▶ _Requirement_
Every entry below must appear again, exactly as written.

-- Data for this task start --

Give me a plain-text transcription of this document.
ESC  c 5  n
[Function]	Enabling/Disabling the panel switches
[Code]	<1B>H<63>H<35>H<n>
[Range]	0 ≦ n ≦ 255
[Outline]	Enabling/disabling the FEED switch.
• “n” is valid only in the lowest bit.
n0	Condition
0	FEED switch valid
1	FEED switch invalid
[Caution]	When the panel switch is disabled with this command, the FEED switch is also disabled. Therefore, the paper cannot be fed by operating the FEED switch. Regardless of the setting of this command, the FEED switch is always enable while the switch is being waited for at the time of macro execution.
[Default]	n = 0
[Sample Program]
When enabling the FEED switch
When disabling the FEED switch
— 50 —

-- Data for this task end --

▶ _Answer_
Give me a plain-text transcription of this document.
ESC  c 5  n
[Function]	Enabling/Disabling the panel switches
[Code]	<1B>H<63>H<35>H<n>
[Range]	0 ≦ n ≦ 255
[Outline]	Enabling/disabling the FEED switch.
• “n” is valid only in the lowest bit.
n0	Condition
0	FEED switch valid
1	FEED switch invalid
[Caution]	When the panel switch is disabled with this command, the FEED switch is also disabled. Therefore, the paper cannot be fed by operating the FEED switch. Regardless of the setting of this command, the FEED switch is always enable while the switch is being waited for at the time of macro execution.
[Default]	n = 0
[Sample Program]
When enabling the FEED switch
When disabling the FEED switch
— 50 —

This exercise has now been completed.